-- BEGIN Data for the task --

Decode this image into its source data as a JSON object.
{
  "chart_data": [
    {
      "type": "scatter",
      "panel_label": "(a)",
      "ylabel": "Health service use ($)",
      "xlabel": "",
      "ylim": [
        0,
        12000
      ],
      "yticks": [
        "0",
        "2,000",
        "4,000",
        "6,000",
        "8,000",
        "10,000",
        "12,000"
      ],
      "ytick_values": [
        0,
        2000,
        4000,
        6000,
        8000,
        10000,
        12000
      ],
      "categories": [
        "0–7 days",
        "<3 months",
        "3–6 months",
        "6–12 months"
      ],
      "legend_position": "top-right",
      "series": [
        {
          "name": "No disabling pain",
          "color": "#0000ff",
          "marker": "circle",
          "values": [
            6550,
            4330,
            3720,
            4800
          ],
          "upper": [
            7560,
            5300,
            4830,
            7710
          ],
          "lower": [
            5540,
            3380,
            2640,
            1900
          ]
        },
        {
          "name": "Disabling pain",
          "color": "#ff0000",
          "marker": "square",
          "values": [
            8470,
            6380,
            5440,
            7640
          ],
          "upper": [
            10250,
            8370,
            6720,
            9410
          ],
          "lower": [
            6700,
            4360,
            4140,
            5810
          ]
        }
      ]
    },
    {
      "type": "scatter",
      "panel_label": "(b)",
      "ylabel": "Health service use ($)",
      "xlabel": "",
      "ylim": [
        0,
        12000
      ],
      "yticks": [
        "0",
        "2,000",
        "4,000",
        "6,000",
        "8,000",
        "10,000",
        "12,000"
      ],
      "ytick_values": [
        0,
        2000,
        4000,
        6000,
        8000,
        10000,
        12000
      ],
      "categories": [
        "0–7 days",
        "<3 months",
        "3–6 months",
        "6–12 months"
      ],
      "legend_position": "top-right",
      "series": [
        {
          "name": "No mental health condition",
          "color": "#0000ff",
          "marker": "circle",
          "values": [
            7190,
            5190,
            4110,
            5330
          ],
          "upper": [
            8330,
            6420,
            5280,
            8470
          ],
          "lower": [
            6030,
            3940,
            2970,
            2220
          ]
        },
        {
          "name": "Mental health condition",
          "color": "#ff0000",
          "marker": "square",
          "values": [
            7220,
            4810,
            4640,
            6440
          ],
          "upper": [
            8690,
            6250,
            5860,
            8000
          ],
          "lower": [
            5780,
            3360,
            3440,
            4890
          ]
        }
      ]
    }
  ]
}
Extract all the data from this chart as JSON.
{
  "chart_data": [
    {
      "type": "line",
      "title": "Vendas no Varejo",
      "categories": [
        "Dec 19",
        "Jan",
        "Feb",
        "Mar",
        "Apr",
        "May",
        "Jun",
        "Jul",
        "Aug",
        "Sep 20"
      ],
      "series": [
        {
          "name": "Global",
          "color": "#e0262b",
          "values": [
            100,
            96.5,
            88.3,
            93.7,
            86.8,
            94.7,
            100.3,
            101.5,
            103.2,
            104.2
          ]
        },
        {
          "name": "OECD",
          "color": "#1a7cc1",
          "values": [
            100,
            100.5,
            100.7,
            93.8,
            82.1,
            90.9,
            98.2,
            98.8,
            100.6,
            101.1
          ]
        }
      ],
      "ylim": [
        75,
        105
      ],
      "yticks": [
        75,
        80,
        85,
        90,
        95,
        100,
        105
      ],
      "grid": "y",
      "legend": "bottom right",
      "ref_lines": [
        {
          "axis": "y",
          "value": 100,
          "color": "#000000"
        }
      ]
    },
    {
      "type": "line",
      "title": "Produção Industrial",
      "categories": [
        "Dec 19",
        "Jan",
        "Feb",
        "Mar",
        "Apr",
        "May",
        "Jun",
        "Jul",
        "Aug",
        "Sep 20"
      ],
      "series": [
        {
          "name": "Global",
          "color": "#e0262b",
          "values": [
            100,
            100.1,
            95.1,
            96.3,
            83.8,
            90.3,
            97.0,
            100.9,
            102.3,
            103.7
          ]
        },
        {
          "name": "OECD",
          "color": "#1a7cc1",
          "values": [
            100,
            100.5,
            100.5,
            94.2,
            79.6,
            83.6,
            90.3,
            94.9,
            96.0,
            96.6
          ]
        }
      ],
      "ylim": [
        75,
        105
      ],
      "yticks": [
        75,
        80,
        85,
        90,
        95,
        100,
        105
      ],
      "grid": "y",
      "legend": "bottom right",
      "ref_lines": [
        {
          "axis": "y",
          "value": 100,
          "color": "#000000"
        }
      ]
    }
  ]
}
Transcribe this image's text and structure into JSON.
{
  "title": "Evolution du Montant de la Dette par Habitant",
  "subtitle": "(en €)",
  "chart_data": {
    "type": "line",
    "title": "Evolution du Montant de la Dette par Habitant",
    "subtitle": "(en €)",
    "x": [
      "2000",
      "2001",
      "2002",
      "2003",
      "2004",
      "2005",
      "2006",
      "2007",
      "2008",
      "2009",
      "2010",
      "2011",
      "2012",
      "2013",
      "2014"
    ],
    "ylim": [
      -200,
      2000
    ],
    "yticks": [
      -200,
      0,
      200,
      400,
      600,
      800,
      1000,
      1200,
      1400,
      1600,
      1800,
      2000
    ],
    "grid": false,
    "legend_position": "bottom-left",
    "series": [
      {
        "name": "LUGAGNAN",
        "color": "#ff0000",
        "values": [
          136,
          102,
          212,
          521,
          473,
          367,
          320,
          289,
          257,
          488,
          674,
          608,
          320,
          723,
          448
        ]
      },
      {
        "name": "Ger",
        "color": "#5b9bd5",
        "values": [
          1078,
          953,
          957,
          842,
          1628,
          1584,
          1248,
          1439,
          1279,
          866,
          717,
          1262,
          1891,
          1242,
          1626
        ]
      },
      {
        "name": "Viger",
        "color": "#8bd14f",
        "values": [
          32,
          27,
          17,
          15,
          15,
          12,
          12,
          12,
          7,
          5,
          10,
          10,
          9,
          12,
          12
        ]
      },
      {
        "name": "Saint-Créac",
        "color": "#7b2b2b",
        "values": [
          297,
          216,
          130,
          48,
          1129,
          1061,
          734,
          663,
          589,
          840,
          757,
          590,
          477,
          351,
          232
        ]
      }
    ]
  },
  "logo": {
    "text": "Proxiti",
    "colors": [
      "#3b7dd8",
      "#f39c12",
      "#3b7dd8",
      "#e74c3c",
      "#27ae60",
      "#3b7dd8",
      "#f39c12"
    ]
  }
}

-- END Data for the task --

* What you have to do *
Write out the entries above once more, without altering anything.

* Completed task *
Decode this image into its source data as a JSON object.
{
  "chart_data": [
    {
      "type": "scatter",
      "panel_label": "(a)",
      "ylabel": "Health service use ($)",
      "xlabel": "",
      "ylim": [
        0,
        12000
      ],
      "yticks": [
        "0",
        "2,000",
        "4,000",
        "6,000",
        "8,000",
        "10,000",
        "12,000"
      ],
      "ytick_values": [
        0,
        2000,
        4000,
        6000,
        8000,
        10000,
        12000
      ],
      "categories": [
        "0–7 days",
        "<3 months",
        "3–6 months",
        "6–12 months"
      ],
      "legend_position": "top-right",
      "series": [
        {
          "name": "No disabling pain",
          "color": "#0000ff",
          "marker": "circle",
          "values": [
            6550,
            4330,
            3720,
            4800
          ],
          "upper": [
            7560,
            5300,
            4830,
            7710
          ],
          "lower": [
            5540,
            3380,
            2640,
            1900
          ]
        },
        {
          "name": "Disabling pain",
          "color": "#ff0000",
          "marker": "square",
          "values": [
            8470,
            6380,
            5440,
            7640
          ],
          "upper": [
            10250,
            8370,
            6720,
            9410
          ],
          "lower": [
            6700,
            4360,
            4140,
            5810
          ]
        }
      ]
    },
    {
      "type": "scatter",
      "panel_label": "(b)",
      "ylabel": "Health service use ($)",
      "xlabel": "",
      "ylim": [
        0,
        12000
      ],
      "yticks": [
        "0",
        "2,000",
        "4,000",
        "6,000",
        "8,000",
        "10,000",
        "12,000"
      ],
      "ytick_values": [
        0,
        2000,
        4000,
        6000,
        8000,
        10000,
        12000
      ],
      "categories": [
        "0–7 days",
        "<3 months",
        "3–6 months",
        "6–12 months"
      ],
      "legend_position": "top-right",
      "series": [
        {
          "name": "No mental health condition",
          "color": "#0000ff",
          "marker": "circle",
          "values": [
            7190,
            5190,
            4110,
            5330
          ],
          "upper": [
            8330,
            6420,
            5280,
            8470
          ],
          "lower": [
            6030,
            3940,
            2970,
            2220
          ]
        },
        {
          "name": "Mental health condition",
          "color": "#ff0000",
          "marker": "square",
          "values": [
            7220,
            4810,
            4640,
            6440
          ],
          "upper": [
            8690,
            6250,
            5860,
            8000
          ],
          "lower": [
            5780,
            3360,
            3440,
            4890
          ]
        }
      ]
    }
  ]
}
Extract all the data from this chart as JSON.
{
  "chart_data": [
    {
      "type": "line",
      "title": "Vendas no Varejo",
      "categories": [
        "Dec 19",
        "Jan",
        "Feb",
        "Mar",
        "Apr",
        "May",
        "Jun",
        "Jul",
        "Aug",
        "Sep 20"
      ],
      "series": [
        {
          "name": "Global",
          "color": "#e0262b",
          "values": [
            100,
            96.5,
            88.3,
            93.7,
            86.8,
            94.7,
            100.3,
            101.5,
            103.2,
            104.2
          ]
        },
        {
          "name": "OECD",
          "color": "#1a7cc1",
          "values": [
            100,
            100.5,
            100.7,
            93.8,
            82.1,
            90.9,
            98.2,
            98.8,
            100.6,
            101.1
          ]
        }
      ],
      "ylim": [
        75,
        105
      ],
      "yticks": [
        75,
        80,
        85,
        90,
        95,
        100,
        105
      ],
      "grid": "y",
      "legend": "bottom right",
      "ref_lines": [
        {
          "axis": "y",
          "value": 100,
          "color": "#000000"
        }
      ]
    },
    {
      "type": "line",
      "title": "Produção Industrial",
      "categories": [
        "Dec 19",
        "Jan",
        "Feb",
        "Mar",
        "Apr",
        "May",
        "Jun",
        "Jul",
        "Aug",
        "Sep 20"
      ],
      "series": [
        {
          "name": "Global",
          "color": "#e0262b",
          "values": [
            100,
            100.1,
            95.1,
            96.3,
            83.8,
            90.3,
            97.0,
            100.9,
            102.3,
            103.7
          ]
        },
        {
          "name": "OECD",
          "color": "#1a7cc1",
          "values": [
            100,
            100.5,
            100.5,
            94.2,
            79.6,
            83.6,
            90.3,
            94.9,
            96.0,
            96.6
          ]
        }
      ],
      "ylim": [
        75,
        105
      ],
      "yticks": [
        75,
        80,
        85,
        90,
        95,
        100,
        105
      ],
      "grid": "y",
      "legend": "bottom right",
      "ref_lines": [
        {
          "axis": "y",
          "value": 100,
          "color": "#000000"
        }
      ]
    }
  ]
}
Transcribe this image's text and structure into JSON.
{
  "title": "Evolution du Montant de la Dette par Habitant",
  "subtitle": "(en €)",
  "chart_data": {
    "type": "line",
    "title": "Evolution du Montant de la Dette par Habitant",
    "subtitle": "(en €)",
    "x": [
      "2000",
      "2001",
      "2002",
      "2003",
      "2004",
      "2005",
      "2006",
      "2007",
      "2008",
      "2009",
      "2010",
      "2011",
      "2012",
      "2013",
      "2014"
    ],
    "ylim": [
      -200,
      2000
    ],
    "yticks": [
      -200,
      0,
      200,
      400,
      600,
      800,
      1000,
      1200,
      1400,
      1600,
      1800,
      2000
    ],
    "grid": false,
    "legend_position": "bottom-left",
    "series": [
      {
        "name": "LUGAGNAN",
        "color": "#ff0000",
        "values": [
          136,
          102,
          212,
          521,
          473,
          367,
          320,
          289,
          257,
          488,
          674,
          608,
          320,
          723,
          448
        ]
      },
      {
        "name": "Ger",
        "color": "#5b9bd5",
        "values": [
          1078,
          953,
          957,
          842,
          1628,
          1584,
          1248,
          1439,
          1279,
          866,
          717,
          1262,
          1891,
          1242,
          1626
        ]
      },
      {
        "name": "Viger",
        "color": "#8bd14f",
        "values": [
          32,
          27,
          17,
          15,
          15,
          12,
          12,
          12,
          7,
          5,
          10,
          10,
          9,
          12,
          12
        ]
      },
      {
        "name": "Saint-Créac",
        "color": "#7b2b2b",
        "values": [
          297,
          216,
          130,
          48,
          1129,
          1061,
          734,
          663,
          589,
          840,
          757,
          590,
          477,
          351,
          232
        ]
      }
    ]
  },
  "logo": {
    "text": "Proxiti",
    "colors": [
      "#3b7dd8",
      "#f39c12",
      "#3b7dd8",
      "#e74c3c",
      "#27ae60",
      "#3b7dd8",
      "#f39c12"
    ]
  }
}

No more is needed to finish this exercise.